▶ GIVEN TASK: Without the pictures, copy all the entries below exactly.

(Dataset entries)

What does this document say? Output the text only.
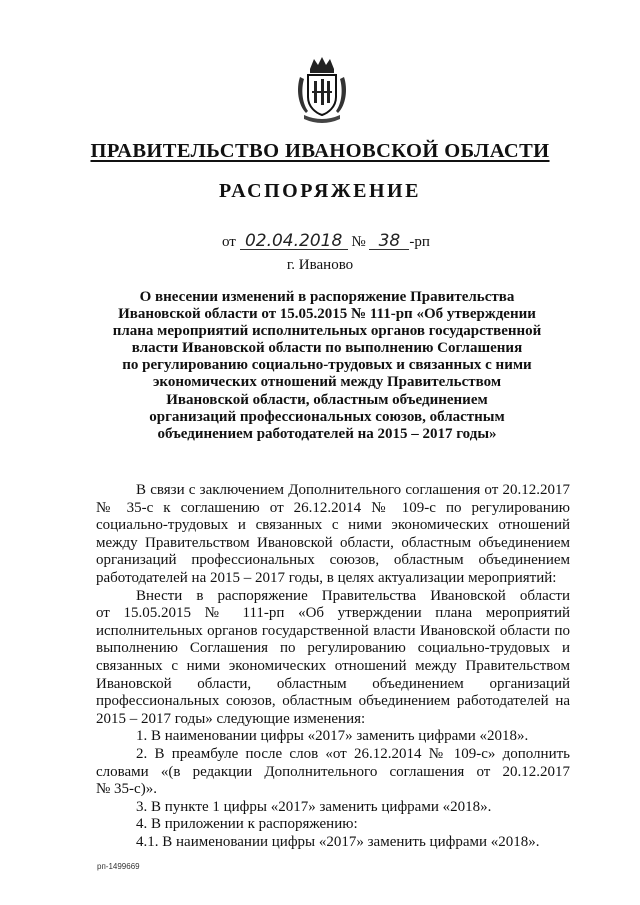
ПРАВИТЕЛЬСТВО ИВАНОВСКОЙ ОБЛАСТИ
РАСПОРЯЖЕНИЕ
от 02.04.2018 № 38 -рп
г. Иваново
О внесении изменений в распоряжение Правительства
Ивановской области от 15.05.2015 № 111-рп «Об утверждении
плана мероприятий исполнительных органов государственной
власти Ивановской области по выполнению Соглашения
по регулированию социально-трудовых и связанных с ними
экономических отношений между Правительством
Ивановской области, областным объединением
организаций профессиональных союзов, областным
объединением работодателей на 2015 – 2017 годы»
В связи с заключением Дополнительного соглашения от 20.12.2017
№ 35-с к соглашению от 26.12.2014 № 109-с по регулированию
социально-трудовых и связанных с ними экономических отношений
между Правительством Ивановской области, областным объединением
организаций профессиональных союзов, областным объединением
работодателей на 2015 – 2017 годы, в целях актуализации мероприятий:
Внести в распоряжение Правительства Ивановской области
от 15.05.2015 № 111-рп «Об утверждении плана мероприятий
исполнительных органов государственной власти Ивановской области по
выполнению Соглашения по регулированию социально-трудовых и
связанных с ними экономических отношений между Правительством
Ивановской области, областным объединением организаций
профессиональных союзов, областным объединением работодателей на
2015 – 2017 годы» следующие изменения:
1. В наименовании цифры «2017» заменить цифрами «2018».
2. В преамбуле после слов «от 26.12.2014 № 109-с» дополнить
словами «(в редакции Дополнительного соглашения от 20.12.2017
№ 35-с)».
3. В пункте 1 цифры «2017» заменить цифрами «2018».
4. В приложении к распоряжению:
4.1. В наименовании цифры «2017» заменить цифрами «2018».
рп-1499669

▶ SOLUTION TO THE EXERCISE:
What does this document say? Output the text only.
ПРАВИТЕЛЬСТВО ИВАНОВСКОЙ ОБЛАСТИ
РАСПОРЯЖЕНИЕ
от 02.04.2018 № 38 -рп
г. Иваново
О внесении изменений в распоряжение Правительства
Ивановской области от 15.05.2015 № 111-рп «Об утверждении
плана мероприятий исполнительных органов государственной
власти Ивановской области по выполнению Соглашения
по регулированию социально-трудовых и связанных с ними
экономических отношений между Правительством
Ивановской области, областным объединением
организаций профессиональных союзов, областным
объединением работодателей на 2015 – 2017 годы»
В связи с заключением Дополнительного соглашения от 20.12.2017
№ 35-с к соглашению от 26.12.2014 № 109-с по регулированию
социально-трудовых и связанных с ними экономических отношений
между Правительством Ивановской области, областным объединением
организаций профессиональных союзов, областным объединением
работодателей на 2015 – 2017 годы, в целях актуализации мероприятий:
Внести в распоряжение Правительства Ивановской области
от 15.05.2015 № 111-рп «Об утверждении плана мероприятий
исполнительных органов государственной власти Ивановской области по
выполнению Соглашения по регулированию социально-трудовых и
связанных с ними экономических отношений между Правительством
Ивановской области, областным объединением организаций
профессиональных союзов, областным объединением работодателей на
2015 – 2017 годы» следующие изменения:
1. В наименовании цифры «2017» заменить цифрами «2018».
2. В преамбуле после слов «от 26.12.2014 № 109-с» дополнить
словами «(в редакции Дополнительного соглашения от 20.12.2017
№ 35-с)».
3. В пункте 1 цифры «2017» заменить цифрами «2018».
4. В приложении к распоряжению:
4.1. В наименовании цифры «2017» заменить цифрами «2018».
рп-1499669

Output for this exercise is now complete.